EXERCISE BRIEF:
Read through the records below and copy each line that uses the word "alkalmazott".

DATA:

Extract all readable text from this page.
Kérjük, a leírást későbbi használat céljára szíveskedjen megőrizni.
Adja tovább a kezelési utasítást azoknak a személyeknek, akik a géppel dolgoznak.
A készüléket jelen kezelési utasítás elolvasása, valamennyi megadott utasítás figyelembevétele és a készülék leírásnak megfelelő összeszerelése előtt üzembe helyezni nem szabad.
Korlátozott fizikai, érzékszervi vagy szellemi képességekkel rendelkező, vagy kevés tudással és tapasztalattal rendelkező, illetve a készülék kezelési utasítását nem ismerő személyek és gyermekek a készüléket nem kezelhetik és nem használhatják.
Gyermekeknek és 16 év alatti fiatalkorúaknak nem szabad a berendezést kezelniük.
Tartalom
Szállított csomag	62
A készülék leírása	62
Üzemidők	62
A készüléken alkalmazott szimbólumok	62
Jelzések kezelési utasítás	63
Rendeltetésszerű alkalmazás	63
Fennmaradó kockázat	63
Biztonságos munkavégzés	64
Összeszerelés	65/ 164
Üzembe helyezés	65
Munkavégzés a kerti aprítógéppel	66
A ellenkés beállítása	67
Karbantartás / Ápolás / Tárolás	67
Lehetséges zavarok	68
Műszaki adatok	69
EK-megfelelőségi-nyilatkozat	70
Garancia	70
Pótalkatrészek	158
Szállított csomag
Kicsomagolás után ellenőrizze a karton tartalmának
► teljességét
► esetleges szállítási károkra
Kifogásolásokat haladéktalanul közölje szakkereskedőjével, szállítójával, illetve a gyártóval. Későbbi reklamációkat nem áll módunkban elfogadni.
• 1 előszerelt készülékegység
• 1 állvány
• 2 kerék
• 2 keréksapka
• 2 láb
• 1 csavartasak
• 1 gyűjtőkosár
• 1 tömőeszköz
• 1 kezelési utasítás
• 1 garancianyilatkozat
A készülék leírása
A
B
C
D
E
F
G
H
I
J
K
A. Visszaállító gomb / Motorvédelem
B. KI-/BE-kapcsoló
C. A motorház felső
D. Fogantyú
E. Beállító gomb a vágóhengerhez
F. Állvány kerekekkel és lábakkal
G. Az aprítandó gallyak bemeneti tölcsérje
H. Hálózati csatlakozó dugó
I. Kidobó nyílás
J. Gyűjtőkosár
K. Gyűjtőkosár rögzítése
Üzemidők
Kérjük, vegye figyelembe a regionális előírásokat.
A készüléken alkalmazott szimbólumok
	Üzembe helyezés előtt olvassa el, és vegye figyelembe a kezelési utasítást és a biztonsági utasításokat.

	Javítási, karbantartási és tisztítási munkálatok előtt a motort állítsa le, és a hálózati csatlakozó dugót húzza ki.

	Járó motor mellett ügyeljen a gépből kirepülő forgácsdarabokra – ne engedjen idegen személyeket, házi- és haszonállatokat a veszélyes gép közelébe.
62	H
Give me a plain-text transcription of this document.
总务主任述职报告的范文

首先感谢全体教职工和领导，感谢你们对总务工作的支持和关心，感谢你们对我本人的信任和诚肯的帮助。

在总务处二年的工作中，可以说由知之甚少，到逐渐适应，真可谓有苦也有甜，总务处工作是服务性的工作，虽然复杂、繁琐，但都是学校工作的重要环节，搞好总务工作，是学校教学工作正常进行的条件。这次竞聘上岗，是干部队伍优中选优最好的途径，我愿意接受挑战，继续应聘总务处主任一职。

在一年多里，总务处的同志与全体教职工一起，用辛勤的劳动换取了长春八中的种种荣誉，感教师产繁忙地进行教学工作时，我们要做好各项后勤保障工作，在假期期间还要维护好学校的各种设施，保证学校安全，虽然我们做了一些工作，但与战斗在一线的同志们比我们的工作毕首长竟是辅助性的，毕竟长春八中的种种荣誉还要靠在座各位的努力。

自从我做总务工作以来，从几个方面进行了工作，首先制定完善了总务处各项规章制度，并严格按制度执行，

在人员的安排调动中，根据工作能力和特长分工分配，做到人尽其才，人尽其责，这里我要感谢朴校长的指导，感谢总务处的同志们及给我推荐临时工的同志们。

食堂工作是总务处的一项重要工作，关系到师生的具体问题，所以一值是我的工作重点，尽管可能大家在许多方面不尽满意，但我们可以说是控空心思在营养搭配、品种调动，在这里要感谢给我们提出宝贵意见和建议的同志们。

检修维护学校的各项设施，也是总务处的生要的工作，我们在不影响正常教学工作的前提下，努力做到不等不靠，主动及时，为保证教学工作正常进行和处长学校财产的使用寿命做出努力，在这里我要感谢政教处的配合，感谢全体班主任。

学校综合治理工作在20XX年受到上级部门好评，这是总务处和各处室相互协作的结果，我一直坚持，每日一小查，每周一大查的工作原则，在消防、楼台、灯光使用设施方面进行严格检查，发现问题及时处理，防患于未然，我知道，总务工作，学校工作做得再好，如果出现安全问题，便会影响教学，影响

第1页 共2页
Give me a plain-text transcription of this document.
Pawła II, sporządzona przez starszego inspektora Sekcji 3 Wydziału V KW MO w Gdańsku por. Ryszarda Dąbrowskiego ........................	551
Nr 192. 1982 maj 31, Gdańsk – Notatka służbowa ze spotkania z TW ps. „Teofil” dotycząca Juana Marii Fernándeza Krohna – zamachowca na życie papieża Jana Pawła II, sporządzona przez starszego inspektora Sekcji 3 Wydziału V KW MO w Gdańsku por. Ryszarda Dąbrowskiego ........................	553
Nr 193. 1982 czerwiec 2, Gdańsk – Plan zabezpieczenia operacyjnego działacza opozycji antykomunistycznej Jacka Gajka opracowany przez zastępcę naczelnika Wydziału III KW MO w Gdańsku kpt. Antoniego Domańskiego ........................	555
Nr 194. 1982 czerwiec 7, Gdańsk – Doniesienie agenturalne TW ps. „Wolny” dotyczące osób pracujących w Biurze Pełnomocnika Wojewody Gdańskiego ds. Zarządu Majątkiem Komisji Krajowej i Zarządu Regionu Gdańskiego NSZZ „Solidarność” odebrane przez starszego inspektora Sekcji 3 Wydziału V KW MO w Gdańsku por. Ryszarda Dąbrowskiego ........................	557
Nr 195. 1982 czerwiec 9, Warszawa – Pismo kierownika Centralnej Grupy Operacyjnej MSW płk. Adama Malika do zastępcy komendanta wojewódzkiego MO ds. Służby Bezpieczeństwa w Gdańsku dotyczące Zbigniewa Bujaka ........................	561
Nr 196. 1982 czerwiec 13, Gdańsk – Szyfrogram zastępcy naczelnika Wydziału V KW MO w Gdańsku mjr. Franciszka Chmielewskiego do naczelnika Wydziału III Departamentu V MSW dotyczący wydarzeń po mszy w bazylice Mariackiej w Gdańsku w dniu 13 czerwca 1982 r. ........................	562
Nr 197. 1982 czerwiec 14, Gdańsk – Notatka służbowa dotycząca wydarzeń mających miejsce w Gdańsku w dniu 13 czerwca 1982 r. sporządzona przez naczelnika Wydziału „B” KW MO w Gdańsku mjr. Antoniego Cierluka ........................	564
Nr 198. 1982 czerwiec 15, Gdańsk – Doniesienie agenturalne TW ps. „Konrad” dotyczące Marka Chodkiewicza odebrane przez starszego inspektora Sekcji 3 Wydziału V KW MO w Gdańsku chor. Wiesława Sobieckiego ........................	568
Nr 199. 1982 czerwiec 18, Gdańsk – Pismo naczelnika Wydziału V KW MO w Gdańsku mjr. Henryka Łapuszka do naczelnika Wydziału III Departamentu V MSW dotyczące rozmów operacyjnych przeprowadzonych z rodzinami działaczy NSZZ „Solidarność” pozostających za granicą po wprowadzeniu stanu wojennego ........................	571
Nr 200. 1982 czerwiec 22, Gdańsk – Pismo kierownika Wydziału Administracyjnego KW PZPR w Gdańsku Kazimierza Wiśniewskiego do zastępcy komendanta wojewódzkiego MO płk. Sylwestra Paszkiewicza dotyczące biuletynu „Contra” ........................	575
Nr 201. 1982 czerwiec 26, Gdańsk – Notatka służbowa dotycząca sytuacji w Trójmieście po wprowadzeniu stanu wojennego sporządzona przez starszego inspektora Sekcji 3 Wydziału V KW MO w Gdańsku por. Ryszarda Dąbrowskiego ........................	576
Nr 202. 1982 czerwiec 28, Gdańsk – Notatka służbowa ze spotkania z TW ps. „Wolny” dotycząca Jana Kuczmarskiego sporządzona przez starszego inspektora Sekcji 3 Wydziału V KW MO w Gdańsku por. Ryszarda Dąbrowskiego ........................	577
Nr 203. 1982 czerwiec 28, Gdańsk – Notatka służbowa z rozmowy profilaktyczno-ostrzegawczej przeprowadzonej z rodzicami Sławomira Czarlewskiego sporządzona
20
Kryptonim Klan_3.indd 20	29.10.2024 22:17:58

TASK ANSWER:
A készüléken alkalmazott szimbólumok	62
A készüléken alkalmazott szimbólumok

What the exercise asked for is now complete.